Copy the data below exactly.

(Stored items from a collection)
## BEGIN

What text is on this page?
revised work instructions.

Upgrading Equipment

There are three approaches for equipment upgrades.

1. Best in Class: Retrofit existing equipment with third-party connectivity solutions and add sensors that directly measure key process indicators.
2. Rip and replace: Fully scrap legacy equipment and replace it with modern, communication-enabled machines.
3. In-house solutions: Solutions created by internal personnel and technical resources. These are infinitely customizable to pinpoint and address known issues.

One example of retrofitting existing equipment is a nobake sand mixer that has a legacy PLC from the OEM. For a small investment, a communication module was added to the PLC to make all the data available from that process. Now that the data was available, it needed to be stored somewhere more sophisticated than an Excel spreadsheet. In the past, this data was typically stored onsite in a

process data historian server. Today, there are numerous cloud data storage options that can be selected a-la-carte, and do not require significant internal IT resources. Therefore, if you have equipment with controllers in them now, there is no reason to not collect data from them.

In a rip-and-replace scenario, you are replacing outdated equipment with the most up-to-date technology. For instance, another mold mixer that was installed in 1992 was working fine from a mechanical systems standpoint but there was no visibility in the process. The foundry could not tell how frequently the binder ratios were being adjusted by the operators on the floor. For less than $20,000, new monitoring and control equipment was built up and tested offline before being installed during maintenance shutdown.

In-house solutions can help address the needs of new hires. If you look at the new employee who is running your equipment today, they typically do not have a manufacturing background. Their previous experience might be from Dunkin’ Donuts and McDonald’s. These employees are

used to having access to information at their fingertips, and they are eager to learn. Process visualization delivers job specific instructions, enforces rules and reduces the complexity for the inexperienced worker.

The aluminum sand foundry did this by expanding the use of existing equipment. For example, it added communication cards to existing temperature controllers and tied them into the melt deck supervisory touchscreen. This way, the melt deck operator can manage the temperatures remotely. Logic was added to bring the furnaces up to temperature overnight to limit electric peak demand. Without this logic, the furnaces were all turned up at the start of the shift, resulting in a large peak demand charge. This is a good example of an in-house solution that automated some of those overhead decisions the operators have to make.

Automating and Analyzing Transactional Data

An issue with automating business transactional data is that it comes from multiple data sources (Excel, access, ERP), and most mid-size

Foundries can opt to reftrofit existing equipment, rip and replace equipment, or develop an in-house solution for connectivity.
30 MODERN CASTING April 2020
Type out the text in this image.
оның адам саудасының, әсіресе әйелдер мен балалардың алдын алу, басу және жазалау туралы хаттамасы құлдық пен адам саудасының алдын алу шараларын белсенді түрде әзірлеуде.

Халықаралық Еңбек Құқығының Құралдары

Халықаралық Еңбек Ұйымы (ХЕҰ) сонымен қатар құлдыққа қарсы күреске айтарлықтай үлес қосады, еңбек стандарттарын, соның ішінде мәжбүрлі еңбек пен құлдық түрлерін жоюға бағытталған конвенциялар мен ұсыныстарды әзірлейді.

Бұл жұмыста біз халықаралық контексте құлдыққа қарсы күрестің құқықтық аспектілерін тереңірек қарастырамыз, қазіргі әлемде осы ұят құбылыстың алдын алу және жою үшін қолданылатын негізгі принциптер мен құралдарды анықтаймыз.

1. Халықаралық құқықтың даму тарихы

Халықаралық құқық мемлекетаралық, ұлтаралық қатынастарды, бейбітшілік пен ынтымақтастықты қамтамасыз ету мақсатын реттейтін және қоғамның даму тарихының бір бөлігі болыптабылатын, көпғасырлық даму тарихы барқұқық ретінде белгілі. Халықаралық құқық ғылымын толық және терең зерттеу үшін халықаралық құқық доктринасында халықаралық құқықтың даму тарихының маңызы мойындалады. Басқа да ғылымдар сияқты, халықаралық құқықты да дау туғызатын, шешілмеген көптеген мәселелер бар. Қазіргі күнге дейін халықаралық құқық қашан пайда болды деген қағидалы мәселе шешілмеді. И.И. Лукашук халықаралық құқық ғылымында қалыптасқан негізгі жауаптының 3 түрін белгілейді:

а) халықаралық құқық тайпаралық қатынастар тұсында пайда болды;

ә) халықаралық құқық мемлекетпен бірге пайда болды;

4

## END

Solution to this task -
What text is on this page?
revised work instructions.

Upgrading Equipment

There are three approaches for equipment upgrades.

1. Best in Class: Retrofit existing equipment with third-party connectivity solutions and add sensors that directly measure key process indicators.
2. Rip and replace: Fully scrap legacy equipment and replace it with modern, communication-enabled machines.
3. In-house solutions: Solutions created by internal personnel and technical resources. These are infinitely customizable to pinpoint and address known issues.

One example of retrofitting existing equipment is a nobake sand mixer that has a legacy PLC from the OEM. For a small investment, a communication module was added to the PLC to make all the data available from that process. Now that the data was available, it needed to be stored somewhere more sophisticated than an Excel spreadsheet. In the past, this data was typically stored onsite in a

process data historian server. Today, there are numerous cloud data storage options that can be selected a-la-carte, and do not require significant internal IT resources. Therefore, if you have equipment with controllers in them now, there is no reason to not collect data from them.

In a rip-and-replace scenario, you are replacing outdated equipment with the most up-to-date technology. For instance, another mold mixer that was installed in 1992 was working fine from a mechanical systems standpoint but there was no visibility in the process. The foundry could not tell how frequently the binder ratios were being adjusted by the operators on the floor. For less than $20,000, new monitoring and control equipment was built up and tested offline before being installed during maintenance shutdown.

In-house solutions can help address the needs of new hires. If you look at the new employee who is running your equipment today, they typically do not have a manufacturing background. Their previous experience might be from Dunkin’ Donuts and McDonald’s. These employees are

used to having access to information at their fingertips, and they are eager to learn. Process visualization delivers job specific instructions, enforces rules and reduces the complexity for the inexperienced worker.

The aluminum sand foundry did this by expanding the use of existing equipment. For example, it added communication cards to existing temperature controllers and tied them into the melt deck supervisory touchscreen. This way, the melt deck operator can manage the temperatures remotely. Logic was added to bring the furnaces up to temperature overnight to limit electric peak demand. Without this logic, the furnaces were all turned up at the start of the shift, resulting in a large peak demand charge. This is a good example of an in-house solution that automated some of those overhead decisions the operators have to make.

Automating and Analyzing Transactional Data

An issue with automating business transactional data is that it comes from multiple data sources (Excel, access, ERP), and most mid-size

Foundries can opt to reftrofit existing equipment, rip and replace equipment, or develop an in-house solution for connectivity.
30 MODERN CASTING April 2020
Type out the text in this image.
оның адам саудасының, әсіресе әйелдер мен балалардың алдын алу, басу және жазалау туралы хаттамасы құлдық пен адам саудасының алдын алу шараларын белсенді түрде әзірлеуде.

Халықаралық Еңбек Құқығының Құралдары

Халықаралық Еңбек Ұйымы (ХЕҰ) сонымен қатар құлдыққа қарсы күреске айтарлықтай үлес қосады, еңбек стандарттарын, соның ішінде мәжбүрлі еңбек пен құлдық түрлерін жоюға бағытталған конвенциялар мен ұсыныстарды әзірлейді.

Бұл жұмыста біз халықаралық контексте құлдыққа қарсы күрестің құқықтық аспектілерін тереңірек қарастырамыз, қазіргі әлемде осы ұят құбылыстың алдын алу және жою үшін қолданылатын негізгі принциптер мен құралдарды анықтаймыз.

1. Халықаралық құқықтың даму тарихы

Халықаралық құқық мемлекетаралық, ұлтаралық қатынастарды, бейбітшілік пен ынтымақтастықты қамтамасыз ету мақсатын реттейтін және қоғамның даму тарихының бір бөлігі болыптабылатын, көпғасырлық даму тарихы барқұқық ретінде белгілі. Халықаралық құқық ғылымын толық және терең зерттеу үшін халықаралық құқық доктринасында халықаралық құқықтың даму тарихының маңызы мойындалады. Басқа да ғылымдар сияқты, халықаралық құқықты да дау туғызатын, шешілмеген көптеген мәселелер бар. Қазіргі күнге дейін халықаралық құқық қашан пайда болды деген қағидалы мәселе шешілмеді. И.И. Лукашук халықаралық құқық ғылымында қалыптасқан негізгі жауаптының 3 түрін белгілейді:

а) халықаралық құқық тайпаралық қатынастар тұсында пайда болды;

ә) халықаралық құқық мемлекетпен бірге пайда болды;

4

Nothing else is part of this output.